▸ Task directions
Rewrite everything from the start of the items below down to the line containing "data-label-2015: 49,39 [470,169,500,183]", changing "y-tick-label" to "y-axis-label" and keeping all else the same.

▸ Source data

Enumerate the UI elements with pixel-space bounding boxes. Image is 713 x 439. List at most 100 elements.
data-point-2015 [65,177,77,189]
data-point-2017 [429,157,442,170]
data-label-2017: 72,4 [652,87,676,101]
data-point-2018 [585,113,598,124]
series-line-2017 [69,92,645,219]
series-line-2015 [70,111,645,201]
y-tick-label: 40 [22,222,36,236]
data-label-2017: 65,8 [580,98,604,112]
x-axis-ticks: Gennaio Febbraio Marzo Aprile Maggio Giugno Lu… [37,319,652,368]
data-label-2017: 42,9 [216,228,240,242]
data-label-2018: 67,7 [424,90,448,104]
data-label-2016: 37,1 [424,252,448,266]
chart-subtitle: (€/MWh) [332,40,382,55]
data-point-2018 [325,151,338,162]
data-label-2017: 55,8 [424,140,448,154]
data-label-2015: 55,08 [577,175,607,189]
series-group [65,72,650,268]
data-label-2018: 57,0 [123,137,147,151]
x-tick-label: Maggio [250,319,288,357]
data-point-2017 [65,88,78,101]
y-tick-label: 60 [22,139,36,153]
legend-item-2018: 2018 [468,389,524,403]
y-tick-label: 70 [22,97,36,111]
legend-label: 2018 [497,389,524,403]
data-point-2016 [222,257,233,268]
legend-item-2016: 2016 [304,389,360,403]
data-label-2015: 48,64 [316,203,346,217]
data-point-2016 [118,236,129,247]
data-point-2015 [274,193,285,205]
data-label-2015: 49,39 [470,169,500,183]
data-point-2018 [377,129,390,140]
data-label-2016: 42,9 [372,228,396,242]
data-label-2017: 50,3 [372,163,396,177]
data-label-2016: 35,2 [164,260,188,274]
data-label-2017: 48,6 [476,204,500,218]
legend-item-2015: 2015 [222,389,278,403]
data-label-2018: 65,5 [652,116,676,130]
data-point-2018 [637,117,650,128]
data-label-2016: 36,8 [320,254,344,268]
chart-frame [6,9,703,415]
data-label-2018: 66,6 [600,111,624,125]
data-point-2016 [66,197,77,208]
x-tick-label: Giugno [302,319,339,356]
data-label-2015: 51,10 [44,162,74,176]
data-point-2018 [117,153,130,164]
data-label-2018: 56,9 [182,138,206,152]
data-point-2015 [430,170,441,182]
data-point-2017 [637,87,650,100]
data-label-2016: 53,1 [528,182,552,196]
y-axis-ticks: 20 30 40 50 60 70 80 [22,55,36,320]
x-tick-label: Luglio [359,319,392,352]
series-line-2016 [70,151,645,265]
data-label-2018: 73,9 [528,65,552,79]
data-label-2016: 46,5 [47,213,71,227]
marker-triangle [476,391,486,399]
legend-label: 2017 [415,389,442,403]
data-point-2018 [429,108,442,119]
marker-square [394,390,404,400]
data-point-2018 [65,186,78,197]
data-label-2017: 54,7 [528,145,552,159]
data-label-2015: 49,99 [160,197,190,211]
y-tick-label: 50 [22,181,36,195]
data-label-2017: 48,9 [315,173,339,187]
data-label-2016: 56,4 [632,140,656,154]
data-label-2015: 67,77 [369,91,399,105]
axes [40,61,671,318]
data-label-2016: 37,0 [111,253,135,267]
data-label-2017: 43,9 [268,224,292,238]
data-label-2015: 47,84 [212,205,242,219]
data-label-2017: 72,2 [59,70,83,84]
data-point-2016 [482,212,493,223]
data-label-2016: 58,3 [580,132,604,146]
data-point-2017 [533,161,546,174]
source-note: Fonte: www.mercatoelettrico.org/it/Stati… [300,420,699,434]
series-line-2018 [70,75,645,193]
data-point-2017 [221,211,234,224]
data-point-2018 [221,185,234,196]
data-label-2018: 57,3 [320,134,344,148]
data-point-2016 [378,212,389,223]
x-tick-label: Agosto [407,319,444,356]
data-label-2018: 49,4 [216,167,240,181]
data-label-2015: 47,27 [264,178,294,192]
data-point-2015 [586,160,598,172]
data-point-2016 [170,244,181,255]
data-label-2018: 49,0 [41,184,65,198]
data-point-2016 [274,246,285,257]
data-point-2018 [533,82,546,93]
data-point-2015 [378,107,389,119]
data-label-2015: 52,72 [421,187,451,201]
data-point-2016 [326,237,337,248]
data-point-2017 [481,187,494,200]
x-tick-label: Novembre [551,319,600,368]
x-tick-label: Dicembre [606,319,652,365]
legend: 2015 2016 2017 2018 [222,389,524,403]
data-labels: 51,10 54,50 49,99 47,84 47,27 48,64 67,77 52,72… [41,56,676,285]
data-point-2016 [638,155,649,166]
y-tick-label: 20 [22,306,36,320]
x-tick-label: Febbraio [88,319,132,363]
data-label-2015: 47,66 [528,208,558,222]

▸ Reply to the task
Enumerate the UI elements with pixel-space bounding boxes. Image is 713 x 439. List at most 100 elements.
data-point-2015 [65,177,77,189]
data-point-2017 [429,157,442,170]
data-label-2017: 72,4 [652,87,676,101]
data-point-2018 [585,113,598,124]
series-line-2017 [69,92,645,219]
series-line-2015 [70,111,645,201]
y-axis-label: 40 [22,222,36,236]
data-label-2017: 65,8 [580,98,604,112]
x-axis-ticks: Gennaio Febbraio Marzo Aprile Maggio Giugno Lu… [37,319,652,368]
data-label-2017: 42,9 [216,228,240,242]
data-label-2018: 67,7 [424,90,448,104]
data-label-2016: 37,1 [424,252,448,266]
chart-subtitle: (€/MWh) [332,40,382,55]
data-point-2018 [325,151,338,162]
data-label-2017: 55,8 [424,140,448,154]
data-label-2015: 55,08 [577,175,607,189]
series-group [65,72,650,268]
data-label-2018: 57,0 [123,137,147,151]
x-tick-label: Maggio [250,319,288,357]
data-point-2017 [65,88,78,101]
y-axis-label: 60 [22,139,36,153]
legend-item-2018: 2018 [468,389,524,403]
y-axis-label: 70 [22,97,36,111]
legend-label: 2018 [497,389,524,403]
data-point-2016 [222,257,233,268]
legend-item-2016: 2016 [304,389,360,403]
data-label-2015: 48,64 [316,203,346,217]
data-point-2016 [118,236,129,247]
data-point-2015 [274,193,285,205]
data-label-2015: 49,39 [470,169,500,183]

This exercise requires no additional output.